**What to work on:** Go through the records underneath and count the lines that include the string "壁挂炉及其配套产品". Give nothing but the number.

Records about charts and figures:
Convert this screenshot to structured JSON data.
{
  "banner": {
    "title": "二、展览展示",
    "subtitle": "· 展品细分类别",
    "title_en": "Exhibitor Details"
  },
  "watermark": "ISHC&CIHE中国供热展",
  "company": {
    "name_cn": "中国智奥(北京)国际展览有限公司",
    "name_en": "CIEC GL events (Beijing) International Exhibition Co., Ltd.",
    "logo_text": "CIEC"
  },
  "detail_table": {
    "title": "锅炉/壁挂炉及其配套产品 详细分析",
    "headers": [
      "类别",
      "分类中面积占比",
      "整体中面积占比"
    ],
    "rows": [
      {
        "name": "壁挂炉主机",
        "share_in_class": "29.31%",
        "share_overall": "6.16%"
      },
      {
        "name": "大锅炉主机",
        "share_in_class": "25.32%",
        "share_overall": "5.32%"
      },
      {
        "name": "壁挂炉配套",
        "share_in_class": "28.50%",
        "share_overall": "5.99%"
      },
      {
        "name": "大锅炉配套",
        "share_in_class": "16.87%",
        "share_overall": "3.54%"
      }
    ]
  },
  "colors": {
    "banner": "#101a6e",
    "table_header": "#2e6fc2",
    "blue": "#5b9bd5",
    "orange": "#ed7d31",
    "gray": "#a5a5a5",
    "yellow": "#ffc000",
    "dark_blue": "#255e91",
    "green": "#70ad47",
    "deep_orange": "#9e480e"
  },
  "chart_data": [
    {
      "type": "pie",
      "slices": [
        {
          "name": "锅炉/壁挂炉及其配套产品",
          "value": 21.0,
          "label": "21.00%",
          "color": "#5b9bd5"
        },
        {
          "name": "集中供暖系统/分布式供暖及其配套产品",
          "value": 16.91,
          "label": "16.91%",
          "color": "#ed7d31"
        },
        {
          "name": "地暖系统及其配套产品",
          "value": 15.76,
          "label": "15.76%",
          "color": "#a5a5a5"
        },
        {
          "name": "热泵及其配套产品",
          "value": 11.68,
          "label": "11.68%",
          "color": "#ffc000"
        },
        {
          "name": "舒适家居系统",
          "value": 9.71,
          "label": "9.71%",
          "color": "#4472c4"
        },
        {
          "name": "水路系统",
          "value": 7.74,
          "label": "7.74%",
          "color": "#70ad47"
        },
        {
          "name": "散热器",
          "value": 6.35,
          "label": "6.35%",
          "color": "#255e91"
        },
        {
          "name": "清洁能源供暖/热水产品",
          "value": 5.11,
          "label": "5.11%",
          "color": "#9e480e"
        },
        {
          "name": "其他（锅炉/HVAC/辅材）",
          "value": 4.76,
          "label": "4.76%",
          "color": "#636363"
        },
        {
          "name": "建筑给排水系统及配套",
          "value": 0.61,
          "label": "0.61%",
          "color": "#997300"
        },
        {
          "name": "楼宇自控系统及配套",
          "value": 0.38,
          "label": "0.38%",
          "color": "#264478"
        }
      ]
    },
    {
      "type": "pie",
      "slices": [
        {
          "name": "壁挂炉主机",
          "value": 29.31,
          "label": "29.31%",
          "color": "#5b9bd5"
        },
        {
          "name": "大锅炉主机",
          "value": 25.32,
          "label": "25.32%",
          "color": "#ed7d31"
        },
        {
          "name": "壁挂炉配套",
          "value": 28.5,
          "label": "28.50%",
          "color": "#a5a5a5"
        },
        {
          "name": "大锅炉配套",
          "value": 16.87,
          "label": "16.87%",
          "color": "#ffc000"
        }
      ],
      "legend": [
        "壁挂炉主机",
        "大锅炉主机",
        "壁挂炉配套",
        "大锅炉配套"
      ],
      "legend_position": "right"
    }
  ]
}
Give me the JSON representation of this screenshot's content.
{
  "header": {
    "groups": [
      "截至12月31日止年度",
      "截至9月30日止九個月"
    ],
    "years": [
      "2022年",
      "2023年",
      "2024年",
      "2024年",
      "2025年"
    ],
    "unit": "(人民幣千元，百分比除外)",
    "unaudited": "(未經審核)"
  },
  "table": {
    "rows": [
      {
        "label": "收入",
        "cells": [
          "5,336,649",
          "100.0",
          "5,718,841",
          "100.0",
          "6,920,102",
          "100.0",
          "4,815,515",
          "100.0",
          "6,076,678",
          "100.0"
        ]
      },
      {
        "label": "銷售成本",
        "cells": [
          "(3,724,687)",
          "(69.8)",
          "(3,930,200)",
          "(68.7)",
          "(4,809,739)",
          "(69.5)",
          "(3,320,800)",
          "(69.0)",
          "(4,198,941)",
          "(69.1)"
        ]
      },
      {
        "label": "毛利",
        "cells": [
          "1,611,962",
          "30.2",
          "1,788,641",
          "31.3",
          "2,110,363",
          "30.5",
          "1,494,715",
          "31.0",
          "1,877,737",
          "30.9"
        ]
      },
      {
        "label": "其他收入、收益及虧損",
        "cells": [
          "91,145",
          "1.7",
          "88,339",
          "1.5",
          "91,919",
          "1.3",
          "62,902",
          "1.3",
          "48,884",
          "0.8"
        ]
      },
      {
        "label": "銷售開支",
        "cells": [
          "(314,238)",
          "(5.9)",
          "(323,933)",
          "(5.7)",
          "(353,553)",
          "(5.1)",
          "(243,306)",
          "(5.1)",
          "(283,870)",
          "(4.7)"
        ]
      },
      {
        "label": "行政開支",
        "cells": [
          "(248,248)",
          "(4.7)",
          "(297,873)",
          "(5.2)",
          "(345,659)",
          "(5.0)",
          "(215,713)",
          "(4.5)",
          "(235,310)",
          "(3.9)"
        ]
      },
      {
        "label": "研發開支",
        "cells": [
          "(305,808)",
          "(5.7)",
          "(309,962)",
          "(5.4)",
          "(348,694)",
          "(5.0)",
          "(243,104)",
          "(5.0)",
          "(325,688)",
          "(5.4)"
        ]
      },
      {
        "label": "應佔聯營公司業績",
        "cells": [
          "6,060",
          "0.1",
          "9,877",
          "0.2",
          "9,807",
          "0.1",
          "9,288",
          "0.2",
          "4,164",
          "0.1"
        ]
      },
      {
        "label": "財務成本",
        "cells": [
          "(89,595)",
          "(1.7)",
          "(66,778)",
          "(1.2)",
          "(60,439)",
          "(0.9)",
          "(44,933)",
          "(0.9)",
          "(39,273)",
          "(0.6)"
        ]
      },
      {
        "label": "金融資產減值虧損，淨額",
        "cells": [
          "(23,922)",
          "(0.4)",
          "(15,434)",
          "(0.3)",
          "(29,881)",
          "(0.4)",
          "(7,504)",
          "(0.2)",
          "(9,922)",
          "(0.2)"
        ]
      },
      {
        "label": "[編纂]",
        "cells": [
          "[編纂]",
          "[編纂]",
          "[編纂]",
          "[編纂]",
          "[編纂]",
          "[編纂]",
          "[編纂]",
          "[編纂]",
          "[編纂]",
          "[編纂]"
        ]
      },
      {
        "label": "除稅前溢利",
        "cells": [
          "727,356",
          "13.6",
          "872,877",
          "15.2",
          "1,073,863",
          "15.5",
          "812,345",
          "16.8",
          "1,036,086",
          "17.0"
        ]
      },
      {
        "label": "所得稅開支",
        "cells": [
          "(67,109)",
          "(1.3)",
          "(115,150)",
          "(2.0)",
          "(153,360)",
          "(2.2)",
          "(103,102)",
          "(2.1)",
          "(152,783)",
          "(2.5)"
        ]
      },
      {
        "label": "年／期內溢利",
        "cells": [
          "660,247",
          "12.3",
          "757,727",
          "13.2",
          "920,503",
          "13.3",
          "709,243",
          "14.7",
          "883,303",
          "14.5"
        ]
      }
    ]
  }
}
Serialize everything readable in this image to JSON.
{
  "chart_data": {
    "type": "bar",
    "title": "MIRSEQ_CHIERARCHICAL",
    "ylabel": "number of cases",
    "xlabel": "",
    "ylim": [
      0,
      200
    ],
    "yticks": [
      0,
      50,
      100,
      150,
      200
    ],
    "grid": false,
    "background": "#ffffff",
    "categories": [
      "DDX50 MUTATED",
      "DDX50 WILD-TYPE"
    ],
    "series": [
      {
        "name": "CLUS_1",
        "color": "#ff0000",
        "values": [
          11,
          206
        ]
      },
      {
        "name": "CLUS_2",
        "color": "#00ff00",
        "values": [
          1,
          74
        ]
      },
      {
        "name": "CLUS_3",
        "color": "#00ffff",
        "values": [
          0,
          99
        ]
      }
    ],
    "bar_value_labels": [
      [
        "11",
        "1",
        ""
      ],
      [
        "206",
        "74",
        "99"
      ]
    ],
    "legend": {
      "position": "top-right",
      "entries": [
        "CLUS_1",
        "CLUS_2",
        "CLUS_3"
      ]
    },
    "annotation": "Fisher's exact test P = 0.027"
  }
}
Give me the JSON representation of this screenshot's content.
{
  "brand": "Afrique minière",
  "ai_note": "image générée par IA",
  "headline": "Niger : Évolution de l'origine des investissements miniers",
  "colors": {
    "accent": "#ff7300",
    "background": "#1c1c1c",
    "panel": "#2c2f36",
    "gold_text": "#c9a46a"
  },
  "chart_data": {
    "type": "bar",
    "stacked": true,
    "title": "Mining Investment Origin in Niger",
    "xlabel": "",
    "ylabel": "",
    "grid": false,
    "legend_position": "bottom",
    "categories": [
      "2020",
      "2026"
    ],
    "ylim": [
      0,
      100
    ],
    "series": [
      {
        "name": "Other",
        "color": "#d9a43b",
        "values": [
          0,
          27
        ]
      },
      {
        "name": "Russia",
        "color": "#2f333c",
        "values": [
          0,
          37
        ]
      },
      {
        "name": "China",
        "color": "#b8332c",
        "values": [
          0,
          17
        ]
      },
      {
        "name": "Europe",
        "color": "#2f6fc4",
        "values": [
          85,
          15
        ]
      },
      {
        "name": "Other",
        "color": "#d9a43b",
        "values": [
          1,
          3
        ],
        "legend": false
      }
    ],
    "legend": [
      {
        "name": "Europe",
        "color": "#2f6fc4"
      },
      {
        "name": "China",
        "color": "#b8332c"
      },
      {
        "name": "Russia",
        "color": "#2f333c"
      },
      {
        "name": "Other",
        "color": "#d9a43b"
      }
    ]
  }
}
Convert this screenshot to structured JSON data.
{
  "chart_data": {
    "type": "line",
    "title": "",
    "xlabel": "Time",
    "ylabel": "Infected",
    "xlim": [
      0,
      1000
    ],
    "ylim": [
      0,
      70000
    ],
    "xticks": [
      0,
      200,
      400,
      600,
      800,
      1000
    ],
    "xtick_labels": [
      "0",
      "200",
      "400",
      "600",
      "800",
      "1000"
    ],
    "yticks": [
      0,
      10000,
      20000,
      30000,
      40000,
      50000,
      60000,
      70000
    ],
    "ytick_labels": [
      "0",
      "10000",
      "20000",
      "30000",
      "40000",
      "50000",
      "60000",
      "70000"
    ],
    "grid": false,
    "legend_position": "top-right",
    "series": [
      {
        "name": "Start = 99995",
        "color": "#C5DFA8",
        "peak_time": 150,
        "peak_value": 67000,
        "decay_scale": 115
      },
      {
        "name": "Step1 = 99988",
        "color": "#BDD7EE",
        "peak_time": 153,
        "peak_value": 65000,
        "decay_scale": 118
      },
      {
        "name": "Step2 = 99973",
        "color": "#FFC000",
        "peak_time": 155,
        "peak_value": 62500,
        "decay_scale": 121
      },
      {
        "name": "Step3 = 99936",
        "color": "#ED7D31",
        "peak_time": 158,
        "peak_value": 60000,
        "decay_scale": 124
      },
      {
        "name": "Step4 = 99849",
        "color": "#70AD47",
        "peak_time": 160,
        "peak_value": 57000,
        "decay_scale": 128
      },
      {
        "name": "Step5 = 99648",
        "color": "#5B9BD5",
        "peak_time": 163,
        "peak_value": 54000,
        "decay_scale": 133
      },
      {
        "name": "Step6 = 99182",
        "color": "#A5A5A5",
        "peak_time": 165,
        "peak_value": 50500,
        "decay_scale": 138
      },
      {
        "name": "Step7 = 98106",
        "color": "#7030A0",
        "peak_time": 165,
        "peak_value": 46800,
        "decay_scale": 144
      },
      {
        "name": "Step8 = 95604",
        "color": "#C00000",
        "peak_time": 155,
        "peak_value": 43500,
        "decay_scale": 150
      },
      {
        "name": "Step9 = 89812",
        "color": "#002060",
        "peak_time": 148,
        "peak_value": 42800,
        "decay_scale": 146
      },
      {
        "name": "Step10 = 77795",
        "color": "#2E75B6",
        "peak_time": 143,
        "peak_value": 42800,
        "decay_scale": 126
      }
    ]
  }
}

**Complete response:** 2